* START MATERIAL FOR THIS EXERCISE *
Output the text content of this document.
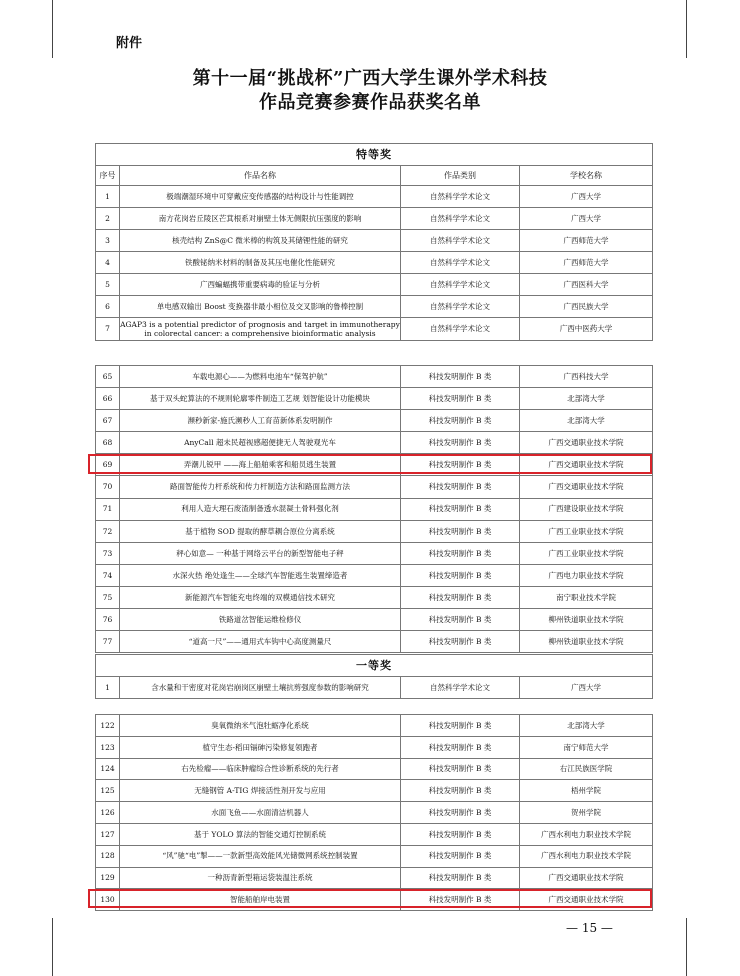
附件
第十一届“挑战杯”广西大学生课外学术科技
作品竞赛参赛作品获奖名单
特等奖			
序号	作品名称	作品类别	学校名称
1	极端潮湿环境中可穿戴应变传感器的结构设计与性能调控	自然科学学术论文	广西大学
2	南方花岗岩丘陵区芒萁根系对崩壁土体无侧限抗压强度的影响	自然科学学术论文	广西大学
3	核壳结构 ZnS@C 微米棒的构筑及其储锂性能的研究	自然科学学术论文	广西师范大学
4	铁酸铋纳米材料的制备及其压电催化性能研究	自然科学学术论文	广西师范大学
5	广西蝙蝠携带重要病毒的验证与分析	自然科学学术论文	广西医科大学
6	单电感双输出 Boost 变换器非最小相位及交叉影响的鲁棒控制	自然科学学术论文	广西民族大学
7	AGAP3 is a potential predictor of prognosis and target in immunotherapy in colorectal cancer: a comprehensive bioinformatic analysis	自然科学学术论文	广西中医药大学
65	车载电源心——为燃料电池车“保驾护航”	科技发明制作 B 类	广西科技大学
66	基于双头蛇算法的不规则轮廓零件制造工艺规 划智能设计功能模块	科技发明制作 B 类	北部湾大学
67	濒秒新家-施氏濒秒人工育苗新体系发明制作	科技发明制作 B 类	北部湾大学
68	AnyCall 超未民超视感超便捷无人驾驶观光车	科技发明制作 B 类	广西交通职业技术学院
69	弄潮儿锐甲 ——海上船舶乘客和船员逃生装置	科技发明制作 B 类	广西交通职业技术学院
70	路面智能传力杆系统和传力杆制造方法和路面监测方法	科技发明制作 B 类	广西交通职业技术学院
71	利用人造大理石废渣制备透水混凝土骨料强化剂	科技发明制作 B 类	广西建设职业技术学院
72	基于植物 SOD 提取的酵草耦合原位分离系统	科技发明制作 B 类	广西工业职业技术学院
73	秤心如意— 一种基于网络云平台的新型智能电子秤	科技发明制作 B 类	广西工业职业技术学院
74	水深火热 绝处逢生——全球汽车智能逃生装置缔造者	科技发明制作 B 类	广西电力职业技术学院
75	新能源汽车智能充电终端的双模通信技术研究	科技发明制作 B 类	南宁职业技术学院
76	铁路道岔智能运维检修仪	科技发明制作 B 类	柳州铁道职业技术学院
77	“道高一尺”——通用式车钩中心高度测量尺	科技发明制作 B 类	柳州铁道职业技术学院
一等奖
1	含水量和干密度对花岗岩崩岗区崩壁土壤抗剪强度参数的影响研究	自然科学学术论文	广西大学
122	臭氧微纳米气泡牡蛎净化系统	科技发明制作 B 类	北部湾大学
123	植守生态-稻田镉砷污染修复领跑者	科技发明制作 B 类	南宁师范大学
124	右先检瘤——临床肿瘤综合性诊断系统的先行者	科技发明制作 B 类	右江民族医学院
125	无缝钢管 A-TIG 焊接活性剂开发与应用	科技发明制作 B 类	梧州学院
126	水面飞鱼——水面清洁机器人	科技发明制作 B 类	贺州学院
127	基于 YOLO 算法的智能交通灯控制系统	科技发明制作 B 类	广西水利电力职业技术学院
128	“风”驰“电”掣——一款新型高效能风光储微网系统控制装置	科技发明制作 B 类	广西水利电力职业技术学院
129	一种沥青新型箱运袋装温注系统	科技发明制作 B 类	广西交通职业技术学院
130	智能船舶岸电装置	科技发明制作 B 类	广西交通职业技术学院
— 15 —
* END MATERIAL FOR THIS EXERCISE *
* [PROMPT]
Count how many lines of the listing above include "自然科学学术论文" and report that number alone.

* [SOLUTION]
8